> _DIRECTIONS FOR THIS TASK_: Only a number is wanted: how many lines in these records contain the word "color"?

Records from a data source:
^^^^

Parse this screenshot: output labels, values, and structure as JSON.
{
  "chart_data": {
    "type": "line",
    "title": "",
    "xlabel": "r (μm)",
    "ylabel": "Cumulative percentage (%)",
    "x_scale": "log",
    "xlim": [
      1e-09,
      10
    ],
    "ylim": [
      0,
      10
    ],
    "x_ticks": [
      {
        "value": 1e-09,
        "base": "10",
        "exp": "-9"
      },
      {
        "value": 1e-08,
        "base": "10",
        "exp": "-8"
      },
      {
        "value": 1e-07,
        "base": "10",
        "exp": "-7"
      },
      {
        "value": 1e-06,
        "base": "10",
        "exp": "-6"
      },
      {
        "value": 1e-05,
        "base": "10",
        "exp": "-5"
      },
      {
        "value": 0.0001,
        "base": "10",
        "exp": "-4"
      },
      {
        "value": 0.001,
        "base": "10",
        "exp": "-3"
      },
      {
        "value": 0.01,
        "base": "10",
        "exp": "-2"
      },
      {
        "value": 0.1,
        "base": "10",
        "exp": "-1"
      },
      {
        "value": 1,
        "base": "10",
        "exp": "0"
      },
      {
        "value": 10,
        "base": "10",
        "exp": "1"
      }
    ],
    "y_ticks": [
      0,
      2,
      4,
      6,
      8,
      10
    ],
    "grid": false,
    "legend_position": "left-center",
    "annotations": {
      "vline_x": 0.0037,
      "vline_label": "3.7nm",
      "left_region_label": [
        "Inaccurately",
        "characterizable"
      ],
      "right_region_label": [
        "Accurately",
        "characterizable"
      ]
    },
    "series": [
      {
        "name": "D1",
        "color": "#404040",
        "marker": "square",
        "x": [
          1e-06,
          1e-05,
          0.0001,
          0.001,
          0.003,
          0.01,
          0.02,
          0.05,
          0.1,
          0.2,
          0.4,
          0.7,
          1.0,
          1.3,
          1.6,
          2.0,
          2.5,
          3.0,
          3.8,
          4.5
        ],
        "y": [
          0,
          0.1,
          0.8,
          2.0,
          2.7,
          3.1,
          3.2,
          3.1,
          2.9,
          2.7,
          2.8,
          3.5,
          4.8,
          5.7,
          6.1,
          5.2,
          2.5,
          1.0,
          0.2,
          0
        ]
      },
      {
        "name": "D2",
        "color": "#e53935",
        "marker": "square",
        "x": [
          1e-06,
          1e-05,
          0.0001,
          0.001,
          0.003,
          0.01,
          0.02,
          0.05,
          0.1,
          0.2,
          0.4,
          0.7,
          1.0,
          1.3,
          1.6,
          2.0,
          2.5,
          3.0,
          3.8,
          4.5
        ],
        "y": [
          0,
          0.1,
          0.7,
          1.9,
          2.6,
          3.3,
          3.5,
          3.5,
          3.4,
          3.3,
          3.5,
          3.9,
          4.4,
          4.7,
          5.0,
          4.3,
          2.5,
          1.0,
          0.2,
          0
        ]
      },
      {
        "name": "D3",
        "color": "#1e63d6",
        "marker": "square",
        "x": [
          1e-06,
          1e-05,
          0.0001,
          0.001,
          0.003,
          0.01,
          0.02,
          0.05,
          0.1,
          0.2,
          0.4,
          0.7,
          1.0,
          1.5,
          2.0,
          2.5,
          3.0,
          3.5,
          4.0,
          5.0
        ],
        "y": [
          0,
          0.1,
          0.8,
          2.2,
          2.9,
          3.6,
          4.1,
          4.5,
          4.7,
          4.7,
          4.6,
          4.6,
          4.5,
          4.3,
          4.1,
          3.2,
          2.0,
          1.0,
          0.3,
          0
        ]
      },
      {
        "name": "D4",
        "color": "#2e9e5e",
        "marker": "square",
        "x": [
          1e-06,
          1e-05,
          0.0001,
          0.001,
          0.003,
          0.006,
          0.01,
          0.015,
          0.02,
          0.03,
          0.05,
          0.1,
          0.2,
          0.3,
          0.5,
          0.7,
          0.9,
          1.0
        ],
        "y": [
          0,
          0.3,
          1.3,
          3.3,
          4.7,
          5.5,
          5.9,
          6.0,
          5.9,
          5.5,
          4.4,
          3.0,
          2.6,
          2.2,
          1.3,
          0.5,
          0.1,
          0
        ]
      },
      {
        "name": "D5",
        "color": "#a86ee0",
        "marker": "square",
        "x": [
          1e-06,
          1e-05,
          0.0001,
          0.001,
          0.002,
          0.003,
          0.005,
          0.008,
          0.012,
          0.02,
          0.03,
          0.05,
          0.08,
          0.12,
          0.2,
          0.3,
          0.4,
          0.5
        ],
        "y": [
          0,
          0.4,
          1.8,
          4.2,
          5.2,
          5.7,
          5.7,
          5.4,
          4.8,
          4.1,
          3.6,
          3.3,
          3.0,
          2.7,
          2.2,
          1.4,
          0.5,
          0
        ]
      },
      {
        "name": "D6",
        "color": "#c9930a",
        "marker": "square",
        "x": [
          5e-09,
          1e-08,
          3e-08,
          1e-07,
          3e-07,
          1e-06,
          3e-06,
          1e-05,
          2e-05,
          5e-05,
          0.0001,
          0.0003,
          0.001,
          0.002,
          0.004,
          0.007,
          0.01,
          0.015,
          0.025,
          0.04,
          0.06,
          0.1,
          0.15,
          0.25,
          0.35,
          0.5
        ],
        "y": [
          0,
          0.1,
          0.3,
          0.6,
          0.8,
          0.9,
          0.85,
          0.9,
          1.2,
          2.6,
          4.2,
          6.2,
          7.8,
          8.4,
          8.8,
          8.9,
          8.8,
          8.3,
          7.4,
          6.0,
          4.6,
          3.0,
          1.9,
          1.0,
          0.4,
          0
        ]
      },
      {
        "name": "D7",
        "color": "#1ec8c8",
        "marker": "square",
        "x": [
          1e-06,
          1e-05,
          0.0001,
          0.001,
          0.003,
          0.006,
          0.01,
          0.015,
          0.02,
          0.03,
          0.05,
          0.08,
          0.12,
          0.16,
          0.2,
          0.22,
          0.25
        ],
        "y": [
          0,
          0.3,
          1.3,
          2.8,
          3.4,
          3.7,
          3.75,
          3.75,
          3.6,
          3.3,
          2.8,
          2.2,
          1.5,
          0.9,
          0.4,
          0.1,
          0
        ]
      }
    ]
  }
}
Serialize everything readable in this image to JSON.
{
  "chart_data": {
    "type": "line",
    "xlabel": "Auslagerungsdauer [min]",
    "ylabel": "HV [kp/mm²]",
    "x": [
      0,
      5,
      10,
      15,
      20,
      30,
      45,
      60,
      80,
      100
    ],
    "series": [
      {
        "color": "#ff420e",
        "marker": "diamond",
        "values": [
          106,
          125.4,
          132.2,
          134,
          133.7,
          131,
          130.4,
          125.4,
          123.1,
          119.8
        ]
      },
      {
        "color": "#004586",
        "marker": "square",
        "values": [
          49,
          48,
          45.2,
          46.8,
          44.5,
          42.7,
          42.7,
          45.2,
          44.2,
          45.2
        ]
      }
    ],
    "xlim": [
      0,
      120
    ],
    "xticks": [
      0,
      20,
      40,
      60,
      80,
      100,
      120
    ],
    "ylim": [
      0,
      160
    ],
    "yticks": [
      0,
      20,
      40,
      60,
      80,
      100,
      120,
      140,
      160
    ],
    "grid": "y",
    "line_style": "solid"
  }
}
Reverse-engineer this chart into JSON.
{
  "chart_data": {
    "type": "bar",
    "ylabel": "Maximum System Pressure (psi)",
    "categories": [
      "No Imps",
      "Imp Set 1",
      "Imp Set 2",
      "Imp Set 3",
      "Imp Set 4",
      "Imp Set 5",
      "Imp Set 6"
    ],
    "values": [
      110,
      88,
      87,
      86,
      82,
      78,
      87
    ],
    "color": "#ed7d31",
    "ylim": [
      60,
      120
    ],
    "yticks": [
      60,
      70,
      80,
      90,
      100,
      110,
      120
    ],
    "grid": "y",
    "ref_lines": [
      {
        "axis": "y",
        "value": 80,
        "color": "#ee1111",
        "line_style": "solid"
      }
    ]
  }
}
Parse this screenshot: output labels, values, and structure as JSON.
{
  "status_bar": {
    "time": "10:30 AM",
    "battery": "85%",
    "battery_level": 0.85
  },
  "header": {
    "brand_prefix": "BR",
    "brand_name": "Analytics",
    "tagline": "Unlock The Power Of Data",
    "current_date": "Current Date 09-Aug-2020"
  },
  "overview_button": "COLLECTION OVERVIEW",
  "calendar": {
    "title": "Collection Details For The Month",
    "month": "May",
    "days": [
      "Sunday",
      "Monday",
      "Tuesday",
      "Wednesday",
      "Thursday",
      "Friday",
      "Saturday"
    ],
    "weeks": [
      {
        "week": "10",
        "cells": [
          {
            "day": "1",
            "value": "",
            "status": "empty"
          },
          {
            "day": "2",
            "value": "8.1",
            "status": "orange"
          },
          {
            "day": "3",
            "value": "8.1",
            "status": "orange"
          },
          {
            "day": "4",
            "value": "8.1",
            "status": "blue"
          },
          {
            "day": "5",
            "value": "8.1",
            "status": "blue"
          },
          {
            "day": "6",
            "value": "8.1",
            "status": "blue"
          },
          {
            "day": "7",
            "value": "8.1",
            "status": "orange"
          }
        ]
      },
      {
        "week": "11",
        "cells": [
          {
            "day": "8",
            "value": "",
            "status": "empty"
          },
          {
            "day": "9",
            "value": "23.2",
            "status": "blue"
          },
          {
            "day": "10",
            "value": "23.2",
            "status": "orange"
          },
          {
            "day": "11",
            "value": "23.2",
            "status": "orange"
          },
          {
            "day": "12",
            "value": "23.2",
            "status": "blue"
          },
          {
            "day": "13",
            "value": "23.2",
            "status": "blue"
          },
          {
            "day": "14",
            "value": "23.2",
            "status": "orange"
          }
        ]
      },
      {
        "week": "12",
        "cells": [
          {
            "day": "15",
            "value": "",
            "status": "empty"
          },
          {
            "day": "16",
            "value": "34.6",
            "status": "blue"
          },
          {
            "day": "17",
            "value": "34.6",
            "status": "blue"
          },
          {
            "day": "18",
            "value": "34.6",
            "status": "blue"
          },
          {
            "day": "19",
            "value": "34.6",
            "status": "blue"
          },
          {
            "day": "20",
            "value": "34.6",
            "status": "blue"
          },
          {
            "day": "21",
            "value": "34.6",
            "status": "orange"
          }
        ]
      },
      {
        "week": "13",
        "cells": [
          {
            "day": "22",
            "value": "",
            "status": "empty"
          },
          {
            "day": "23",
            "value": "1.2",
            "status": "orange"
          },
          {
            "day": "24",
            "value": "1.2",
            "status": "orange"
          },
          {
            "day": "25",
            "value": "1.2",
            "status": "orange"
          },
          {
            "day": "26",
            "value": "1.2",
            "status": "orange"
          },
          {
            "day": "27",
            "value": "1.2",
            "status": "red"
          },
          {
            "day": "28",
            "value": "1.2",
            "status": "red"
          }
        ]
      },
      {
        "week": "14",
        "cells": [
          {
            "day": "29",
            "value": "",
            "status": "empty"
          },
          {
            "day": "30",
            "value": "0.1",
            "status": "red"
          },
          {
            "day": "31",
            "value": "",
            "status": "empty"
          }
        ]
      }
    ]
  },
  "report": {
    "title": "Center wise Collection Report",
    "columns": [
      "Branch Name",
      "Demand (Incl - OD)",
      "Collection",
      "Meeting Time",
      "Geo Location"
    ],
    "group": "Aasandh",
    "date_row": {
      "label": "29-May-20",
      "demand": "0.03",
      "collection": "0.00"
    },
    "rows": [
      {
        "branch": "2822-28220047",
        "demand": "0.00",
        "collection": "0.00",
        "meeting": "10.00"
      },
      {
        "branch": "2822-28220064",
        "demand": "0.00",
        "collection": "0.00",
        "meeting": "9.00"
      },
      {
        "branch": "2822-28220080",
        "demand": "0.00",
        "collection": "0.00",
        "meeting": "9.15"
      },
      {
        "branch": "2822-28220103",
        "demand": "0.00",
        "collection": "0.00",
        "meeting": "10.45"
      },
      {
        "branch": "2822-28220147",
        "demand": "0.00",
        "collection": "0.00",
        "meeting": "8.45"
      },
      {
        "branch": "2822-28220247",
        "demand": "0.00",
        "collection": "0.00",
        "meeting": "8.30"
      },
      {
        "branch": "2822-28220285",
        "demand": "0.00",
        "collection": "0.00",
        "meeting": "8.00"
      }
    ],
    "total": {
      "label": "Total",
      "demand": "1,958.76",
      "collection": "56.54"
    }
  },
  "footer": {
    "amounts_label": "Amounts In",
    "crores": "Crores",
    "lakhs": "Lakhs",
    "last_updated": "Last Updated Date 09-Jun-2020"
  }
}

^^^^

> _EXERCISE ANSWER_: 11